Begin Record excerpts
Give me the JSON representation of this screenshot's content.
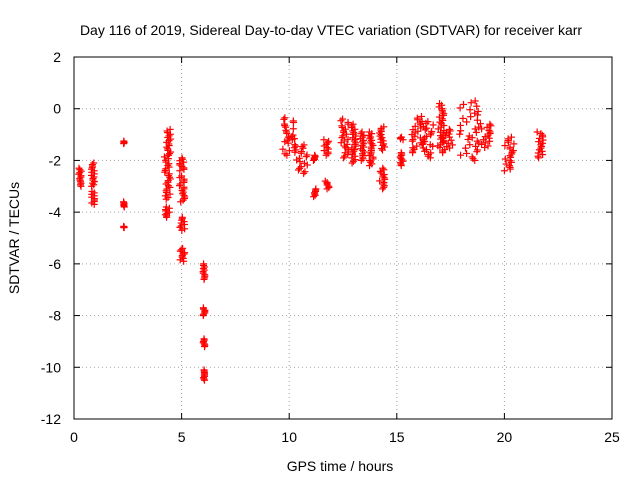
{
  "chart_data": {
    "type": "scatter",
    "title": "Day 116 of 2019, Sidereal Day-to-day VTEC variation (SDTVAR) for receiver karr",
    "xlabel": "GPS time / hours",
    "ylabel": "SDTVAR / TECUs",
    "xlim": [
      0,
      25
    ],
    "ylim": [
      -12,
      2
    ],
    "xticks": [
      0,
      5,
      10,
      15,
      20,
      25
    ],
    "xtick_labels": [
      "0",
      "5",
      "10",
      "15",
      "20",
      "25"
    ],
    "yticks": [
      -12,
      -10,
      -8,
      -6,
      -4,
      -2,
      0,
      2
    ],
    "ytick_labels": [
      "-12",
      "-10",
      "-8",
      "-6",
      "-4",
      "-2",
      "0",
      "2"
    ],
    "grid": true,
    "marker": "plus",
    "color": "#ff0000",
    "series": [
      {
        "name": "SDTVAR",
        "clusters": [
          {
            "x": [
              0.2,
              0.35
            ],
            "y": [
              -3.0,
              -2.3
            ]
          },
          {
            "x": [
              0.8,
              0.95
            ],
            "y": [
              -3.0,
              -2.1
            ]
          },
          {
            "x": [
              0.8,
              0.95
            ],
            "y": [
              -3.7,
              -3.2
            ]
          },
          {
            "x": [
              2.3,
              2.35
            ],
            "y": [
              -1.35,
              -1.25
            ]
          },
          {
            "x": [
              2.3,
              2.35
            ],
            "y": [
              -3.8,
              -3.6
            ]
          },
          {
            "x": [
              2.3,
              2.35
            ],
            "y": [
              -4.6,
              -4.55
            ]
          },
          {
            "x": [
              4.3,
              4.5
            ],
            "y": [
              -1.8,
              -0.8
            ]
          },
          {
            "x": [
              4.2,
              4.5
            ],
            "y": [
              -3.5,
              -1.8
            ]
          },
          {
            "x": [
              4.2,
              4.45
            ],
            "y": [
              -4.2,
              -3.8
            ]
          },
          {
            "x": [
              4.9,
              5.15
            ],
            "y": [
              -2.4,
              -1.9
            ]
          },
          {
            "x": [
              4.9,
              5.15
            ],
            "y": [
              -3.6,
              -2.6
            ]
          },
          {
            "x": [
              4.9,
              5.15
            ],
            "y": [
              -4.7,
              -4.2
            ]
          },
          {
            "x": [
              4.9,
              5.15
            ],
            "y": [
              -5.9,
              -5.4
            ]
          },
          {
            "x": [
              6.0,
              6.1
            ],
            "y": [
              -6.6,
              -6.0
            ]
          },
          {
            "x": [
              6.0,
              6.1
            ],
            "y": [
              -8.0,
              -7.7
            ]
          },
          {
            "x": [
              6.0,
              6.1
            ],
            "y": [
              -9.2,
              -8.9
            ]
          },
          {
            "x": [
              6.0,
              6.1
            ],
            "y": [
              -10.5,
              -10.1
            ]
          },
          {
            "x": [
              9.75,
              10.2
            ],
            "y": [
              -1.2,
              -0.35
            ]
          },
          {
            "x": [
              9.7,
              10.3
            ],
            "y": [
              -1.8,
              -1.1
            ]
          },
          {
            "x": [
              10.3,
              10.85
            ],
            "y": [
              -2.5,
              -1.4
            ]
          },
          {
            "x": [
              11.1,
              11.25
            ],
            "y": [
              -2.0,
              -1.8
            ]
          },
          {
            "x": [
              11.1,
              11.25
            ],
            "y": [
              -3.4,
              -3.1
            ]
          },
          {
            "x": [
              11.6,
              11.85
            ],
            "y": [
              -1.8,
              -1.2
            ]
          },
          {
            "x": [
              11.6,
              11.85
            ],
            "y": [
              -3.1,
              -2.8
            ]
          },
          {
            "x": [
              12.4,
              12.75
            ],
            "y": [
              -1.9,
              -0.4
            ]
          },
          {
            "x": [
              12.9,
              13.1
            ],
            "y": [
              -2.1,
              -0.6
            ]
          },
          {
            "x": [
              13.3,
              13.5
            ],
            "y": [
              -2.0,
              -0.9
            ]
          },
          {
            "x": [
              13.7,
              13.9
            ],
            "y": [
              -2.2,
              -0.9
            ]
          },
          {
            "x": [
              14.2,
              14.45
            ],
            "y": [
              -1.6,
              -0.7
            ]
          },
          {
            "x": [
              14.2,
              14.45
            ],
            "y": [
              -3.1,
              -2.3
            ]
          },
          {
            "x": [
              15.15,
              15.3
            ],
            "y": [
              -1.2,
              -1.1
            ]
          },
          {
            "x": [
              15.15,
              15.3
            ],
            "y": [
              -2.2,
              -1.7
            ]
          },
          {
            "x": [
              15.7,
              16.2
            ],
            "y": [
              -1.7,
              -0.3
            ]
          },
          {
            "x": [
              16.2,
              16.7
            ],
            "y": [
              -1.9,
              -0.5
            ]
          },
          {
            "x": [
              16.9,
              17.2
            ],
            "y": [
              -1.5,
              0.2
            ]
          },
          {
            "x": [
              17.1,
              17.6
            ],
            "y": [
              -1.7,
              -0.8
            ]
          },
          {
            "x": [
              17.9,
              18.9
            ],
            "y": [
              -2.0,
              0.3
            ]
          },
          {
            "x": [
              18.9,
              19.4
            ],
            "y": [
              -1.5,
              -0.6
            ]
          },
          {
            "x": [
              20.0,
              20.45
            ],
            "y": [
              -2.4,
              -1.1
            ]
          },
          {
            "x": [
              21.5,
              21.8
            ],
            "y": [
              -1.9,
              -0.9
            ]
          }
        ]
      }
    ]
  }
}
End Record excerpts
◆ Problem description ◆
Copy all the lines of data exactly as they appear, dropping any images.

◆ Answer in full ◆
Give me the JSON representation of this screenshot's content.
{
  "chart_data": {
    "type": "scatter",
    "title": "Day 116 of 2019, Sidereal Day-to-day VTEC variation (SDTVAR) for receiver karr",
    "xlabel": "GPS time / hours",
    "ylabel": "SDTVAR / TECUs",
    "xlim": [
      0,
      25
    ],
    "ylim": [
      -12,
      2
    ],
    "xticks": [
      0,
      5,
      10,
      15,
      20,
      25
    ],
    "xtick_labels": [
      "0",
      "5",
      "10",
      "15",
      "20",
      "25"
    ],
    "yticks": [
      -12,
      -10,
      -8,
      -6,
      -4,
      -2,
      0,
      2
    ],
    "ytick_labels": [
      "-12",
      "-10",
      "-8",
      "-6",
      "-4",
      "-2",
      "0",
      "2"
    ],
    "grid": true,
    "marker": "plus",
    "color": "#ff0000",
    "series": [
      {
        "name": "SDTVAR",
        "clusters": [
          {
            "x": [
              0.2,
              0.35
            ],
            "y": [
              -3.0,
              -2.3
            ]
          },
          {
            "x": [
              0.8,
              0.95
            ],
            "y": [
              -3.0,
              -2.1
            ]
          },
          {
            "x": [
              0.8,
              0.95
            ],
            "y": [
              -3.7,
              -3.2
            ]
          },
          {
            "x": [
              2.3,
              2.35
            ],
            "y": [
              -1.35,
              -1.25
            ]
          },
          {
            "x": [
              2.3,
              2.35
            ],
            "y": [
              -3.8,
              -3.6
            ]
          },
          {
            "x": [
              2.3,
              2.35
            ],
            "y": [
              -4.6,
              -4.55
            ]
          },
          {
            "x": [
              4.3,
              4.5
            ],
            "y": [
              -1.8,
              -0.8
            ]
          },
          {
            "x": [
              4.2,
              4.5
            ],
            "y": [
              -3.5,
              -1.8
            ]
          },
          {
            "x": [
              4.2,
              4.45
            ],
            "y": [
              -4.2,
              -3.8
            ]
          },
          {
            "x": [
              4.9,
              5.15
            ],
            "y": [
              -2.4,
              -1.9
            ]
          },
          {
            "x": [
              4.9,
              5.15
            ],
            "y": [
              -3.6,
              -2.6
            ]
          },
          {
            "x": [
              4.9,
              5.15
            ],
            "y": [
              -4.7,
              -4.2
            ]
          },
          {
            "x": [
              4.9,
              5.15
            ],
            "y": [
              -5.9,
              -5.4
            ]
          },
          {
            "x": [
              6.0,
              6.1
            ],
            "y": [
              -6.6,
              -6.0
            ]
          },
          {
            "x": [
              6.0,
              6.1
            ],
            "y": [
              -8.0,
              -7.7
            ]
          },
          {
            "x": [
              6.0,
              6.1
            ],
            "y": [
              -9.2,
              -8.9
            ]
          },
          {
            "x": [
              6.0,
              6.1
            ],
            "y": [
              -10.5,
              -10.1
            ]
          },
          {
            "x": [
              9.75,
              10.2
            ],
            "y": [
              -1.2,
              -0.35
            ]
          },
          {
            "x": [
              9.7,
              10.3
            ],
            "y": [
              -1.8,
              -1.1
            ]
          },
          {
            "x": [
              10.3,
              10.85
            ],
            "y": [
              -2.5,
              -1.4
            ]
          },
          {
            "x": [
              11.1,
              11.25
            ],
            "y": [
              -2.0,
              -1.8
            ]
          },
          {
            "x": [
              11.1,
              11.25
            ],
            "y": [
              -3.4,
              -3.1
            ]
          },
          {
            "x": [
              11.6,
              11.85
            ],
            "y": [
              -1.8,
              -1.2
            ]
          },
          {
            "x": [
              11.6,
              11.85
            ],
            "y": [
              -3.1,
              -2.8
            ]
          },
          {
            "x": [
              12.4,
              12.75
            ],
            "y": [
              -1.9,
              -0.4
            ]
          },
          {
            "x": [
              12.9,
              13.1
            ],
            "y": [
              -2.1,
              -0.6
            ]
          },
          {
            "x": [
              13.3,
              13.5
            ],
            "y": [
              -2.0,
              -0.9
            ]
          },
          {
            "x": [
              13.7,
              13.9
            ],
            "y": [
              -2.2,
              -0.9
            ]
          },
          {
            "x": [
              14.2,
              14.45
            ],
            "y": [
              -1.6,
              -0.7
            ]
          },
          {
            "x": [
              14.2,
              14.45
            ],
            "y": [
              -3.1,
              -2.3
            ]
          },
          {
            "x": [
              15.15,
              15.3
            ],
            "y": [
              -1.2,
              -1.1
            ]
          },
          {
            "x": [
              15.15,
              15.3
            ],
            "y": [
              -2.2,
              -1.7
            ]
          },
          {
            "x": [
              15.7,
              16.2
            ],
            "y": [
              -1.7,
              -0.3
            ]
          },
          {
            "x": [
              16.2,
              16.7
            ],
            "y": [
              -1.9,
              -0.5
            ]
          },
          {
            "x": [
              16.9,
              17.2
            ],
            "y": [
              -1.5,
              0.2
            ]
          },
          {
            "x": [
              17.1,
              17.6
            ],
            "y": [
              -1.7,
              -0.8
            ]
          },
          {
            "x": [
              17.9,
              18.9
            ],
            "y": [
              -2.0,
              0.3
            ]
          },
          {
            "x": [
              18.9,
              19.4
            ],
            "y": [
              -1.5,
              -0.6
            ]
          },
          {
            "x": [
              20.0,
              20.45
            ],
            "y": [
              -2.4,
              -1.1
            ]
          },
          {
            "x": [
              21.5,
              21.8
            ],
            "y": [
              -1.9,
              -0.9
            ]
          }
        ]
      }
    ]
  }
}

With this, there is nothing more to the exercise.